WRITTEN INSTRUCTION A
According to the Akiko Akazome biography, which prize did Otome no mikkoku win?

- Born: October 31, 1974 Kyoto Prefecture, Japan
- Died: September 18, 2017 (aged 42) Uji, Kyoto Prefecture, Japan
- Education: Kyoto University of Foreign Studies; Hokkaido University;
- Occupation: Writer
- Writing career
- Pen name: 赤染 晶子
- Language: Japanese
- Genre: Fiction
- Notable work: Otome no mikkoku
- Notable awards: Akutagawa Prize; Bungakukai Prize;

= Akiko Akazome =

Japanese writer

Akiko Akazome (赤染 晶子, Akazome Akiko), born Akiko Seino (瀬野 晶子, Seino Akiko), was a Japanese writer. Akazome won the 143rd Akutagawa Prize and the 99th Bungakukai Prize before her death in 2017.

==Biography==
Akazome graduated from the Kyoto University of Foreign Studies, where she studied German, in 1996. She entered graduate school at Hokkaido University intending to become an academic, but instead started writing stories that reflected her Kyoto upbringing.

In 2004 Akazome won the 99th Bungakukai Prize for her story "Hatsuko-san," which was later published in book form as (うつつ・うつら, Utsutsu utsura). Her 2010 book The Maiden's Betrayal (乙女の密告, Otome no mikkoku), about a group of women in a German class reading Anne Frank's The Diary of a Young Girl, generated controversy for using a casual writing style to discuss serious subject matter. Otome no mikkoku won the 143rd Akutagawa Prize, with the selection committee praising the use of humor to discuss social problems. The next year her book (WANTED!!かい人21面相, Uonteddo kaijin nijūichimensō) was published by Bungeishunjū. It was nominated for the Oda Sakunosuke Prize.

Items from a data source
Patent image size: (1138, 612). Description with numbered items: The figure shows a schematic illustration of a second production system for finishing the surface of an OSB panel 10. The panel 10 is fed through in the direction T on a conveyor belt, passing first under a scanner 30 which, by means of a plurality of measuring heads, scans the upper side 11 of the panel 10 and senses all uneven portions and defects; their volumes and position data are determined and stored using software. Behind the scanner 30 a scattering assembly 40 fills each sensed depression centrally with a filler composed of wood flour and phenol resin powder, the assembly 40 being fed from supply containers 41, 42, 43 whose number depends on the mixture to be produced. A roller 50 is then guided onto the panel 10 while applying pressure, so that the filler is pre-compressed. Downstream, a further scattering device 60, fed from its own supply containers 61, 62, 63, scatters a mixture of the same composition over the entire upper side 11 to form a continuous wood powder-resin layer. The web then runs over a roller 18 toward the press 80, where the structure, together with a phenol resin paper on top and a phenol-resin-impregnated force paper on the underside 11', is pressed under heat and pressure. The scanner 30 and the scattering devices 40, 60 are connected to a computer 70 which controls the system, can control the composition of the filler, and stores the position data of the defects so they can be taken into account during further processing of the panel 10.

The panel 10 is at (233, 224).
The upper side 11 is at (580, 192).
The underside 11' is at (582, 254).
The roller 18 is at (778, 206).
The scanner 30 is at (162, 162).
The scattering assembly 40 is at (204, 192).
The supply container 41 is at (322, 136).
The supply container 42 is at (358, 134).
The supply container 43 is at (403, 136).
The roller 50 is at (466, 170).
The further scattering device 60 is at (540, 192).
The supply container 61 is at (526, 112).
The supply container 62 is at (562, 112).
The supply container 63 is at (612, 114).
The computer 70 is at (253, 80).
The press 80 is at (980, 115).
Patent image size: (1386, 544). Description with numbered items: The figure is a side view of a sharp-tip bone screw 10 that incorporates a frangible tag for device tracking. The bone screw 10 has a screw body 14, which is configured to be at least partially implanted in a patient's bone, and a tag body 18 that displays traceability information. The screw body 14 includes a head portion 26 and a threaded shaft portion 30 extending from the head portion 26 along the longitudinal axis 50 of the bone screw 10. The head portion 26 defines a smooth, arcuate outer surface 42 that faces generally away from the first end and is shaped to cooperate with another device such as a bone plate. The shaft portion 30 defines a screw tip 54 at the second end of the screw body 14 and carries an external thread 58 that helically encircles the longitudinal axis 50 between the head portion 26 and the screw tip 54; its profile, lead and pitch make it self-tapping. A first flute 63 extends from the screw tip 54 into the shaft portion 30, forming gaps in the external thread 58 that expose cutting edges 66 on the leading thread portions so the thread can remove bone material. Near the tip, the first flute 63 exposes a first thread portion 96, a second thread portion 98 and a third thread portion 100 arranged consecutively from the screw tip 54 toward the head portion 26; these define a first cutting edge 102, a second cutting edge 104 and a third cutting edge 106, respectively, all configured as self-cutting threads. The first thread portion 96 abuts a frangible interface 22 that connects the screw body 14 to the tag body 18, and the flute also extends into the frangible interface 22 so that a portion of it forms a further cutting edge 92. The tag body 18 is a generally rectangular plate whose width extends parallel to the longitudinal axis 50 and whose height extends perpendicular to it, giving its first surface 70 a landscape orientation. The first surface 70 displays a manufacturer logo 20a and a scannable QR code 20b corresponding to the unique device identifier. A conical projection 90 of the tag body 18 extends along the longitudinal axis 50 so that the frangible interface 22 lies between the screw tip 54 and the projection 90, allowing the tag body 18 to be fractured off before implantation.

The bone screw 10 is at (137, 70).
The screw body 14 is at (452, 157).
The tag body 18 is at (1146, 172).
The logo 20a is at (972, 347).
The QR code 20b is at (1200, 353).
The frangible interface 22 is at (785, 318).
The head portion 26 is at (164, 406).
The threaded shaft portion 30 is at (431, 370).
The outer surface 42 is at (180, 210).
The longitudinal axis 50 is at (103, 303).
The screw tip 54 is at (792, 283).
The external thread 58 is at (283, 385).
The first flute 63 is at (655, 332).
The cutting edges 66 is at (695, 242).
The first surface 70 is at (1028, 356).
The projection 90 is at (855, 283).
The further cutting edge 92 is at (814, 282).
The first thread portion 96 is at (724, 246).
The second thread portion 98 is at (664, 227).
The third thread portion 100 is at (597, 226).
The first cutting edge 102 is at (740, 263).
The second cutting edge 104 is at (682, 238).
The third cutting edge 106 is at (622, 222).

WRITTEN INSTRUCTION B
Output the lines of the records word for word, starting at the first line of the records and ending at the line that contains "The press 80 is at (980, 115).", both included.

WRITTEN SOLUTION A
The 143rd Akutagawa Prize.

WRITTEN SOLUTION B
Patent image size: (1138, 612). Description with numbered items: The figure shows a schematic illustration of a second production system for finishing the surface of an OSB panel 10. The panel 10 is fed through in the direction T on a conveyor belt, passing first under a scanner 30 which, by means of a plurality of measuring heads, scans the upper side 11 of the panel 10 and senses all uneven portions and defects; their volumes and position data are determined and stored using software. Behind the scanner 30 a scattering assembly 40 fills each sensed depression centrally with a filler composed of wood flour and phenol resin powder, the assembly 40 being fed from supply containers 41, 42, 43 whose number depends on the mixture to be produced. A roller 50 is then guided onto the panel 10 while applying pressure, so that the filler is pre-compressed. Downstream, a further scattering device 60, fed from its own supply containers 61, 62, 63, scatters a mixture of the same composition over the entire upper side 11 to form a continuous wood powder-resin layer. The web then runs over a roller 18 toward the press 80, where the structure, together with a phenol resin paper on top and a phenol-resin-impregnated force paper on the underside 11', is pressed under heat and pressure. The scanner 30 and the scattering devices 40, 60 are connected to a computer 70 which controls the system, can control the composition of the filler, and stores the position data of the defects so they can be taken into account during further processing of the panel 10.

The panel 10 is at (233, 224).
The upper side 11 is at (580, 192).
The underside 11' is at (582, 254).
The roller 18 is at (778, 206).
The scanner 30 is at (162, 162).
The scattering assembly 40 is at (204, 192).
The supply container 41 is at (322, 136).
The supply container 42 is at (358, 134).
The supply container 43 is at (403, 136).
The roller 50 is at (466, 170).
The further scattering device 60 is at (540, 192).
The supply container 61 is at (526, 112).
The supply container 62 is at (562, 112).
The supply container 63 is at (612, 114).
The computer 70 is at (253, 80).
The press 80 is at (980, 115).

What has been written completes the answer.